Prompt.
Extract each line of the data below exactly as written.

==========

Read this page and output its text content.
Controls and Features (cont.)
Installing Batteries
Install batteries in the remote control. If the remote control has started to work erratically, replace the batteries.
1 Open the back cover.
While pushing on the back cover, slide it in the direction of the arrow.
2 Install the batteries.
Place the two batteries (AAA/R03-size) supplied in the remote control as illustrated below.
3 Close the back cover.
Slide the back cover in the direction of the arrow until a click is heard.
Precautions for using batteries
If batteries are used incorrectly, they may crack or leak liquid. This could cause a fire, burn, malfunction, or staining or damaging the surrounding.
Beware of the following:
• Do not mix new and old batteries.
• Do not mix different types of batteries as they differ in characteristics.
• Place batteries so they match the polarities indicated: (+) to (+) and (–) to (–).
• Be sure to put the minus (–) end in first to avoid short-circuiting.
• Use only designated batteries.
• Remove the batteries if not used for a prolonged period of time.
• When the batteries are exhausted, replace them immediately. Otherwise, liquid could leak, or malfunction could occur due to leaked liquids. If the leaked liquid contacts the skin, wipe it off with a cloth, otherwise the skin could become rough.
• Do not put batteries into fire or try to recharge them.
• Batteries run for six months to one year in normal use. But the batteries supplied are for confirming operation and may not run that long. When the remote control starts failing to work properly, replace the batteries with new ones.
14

==========

Task response.
Read this page and output its text content.
Controls and Features (cont.)
Installing Batteries
Install batteries in the remote control. If the remote control has started to work erratically, replace the batteries.
1 Open the back cover.
While pushing on the back cover, slide it in the direction of the arrow.
2 Install the batteries.
Place the two batteries (AAA/R03-size) supplied in the remote control as illustrated below.
3 Close the back cover.
Slide the back cover in the direction of the arrow until a click is heard.
Precautions for using batteries
If batteries are used incorrectly, they may crack or leak liquid. This could cause a fire, burn, malfunction, or staining or damaging the surrounding.
Beware of the following:
• Do not mix new and old batteries.
• Do not mix different types of batteries as they differ in characteristics.
• Place batteries so they match the polarities indicated: (+) to (+) and (–) to (–).
• Be sure to put the minus (–) end in first to avoid short-circuiting.
• Use only designated batteries.
• Remove the batteries if not used for a prolonged period of time.
• When the batteries are exhausted, replace them immediately. Otherwise, liquid could leak, or malfunction could occur due to leaked liquids. If the leaked liquid contacts the skin, wipe it off with a cloth, otherwise the skin could become rough.
• Do not put batteries into fire or try to recharge them.
• Batteries run for six months to one year in normal use. But the batteries supplied are for confirming operation and may not run that long. When the remote control starts failing to work properly, replace the batteries with new ones.
14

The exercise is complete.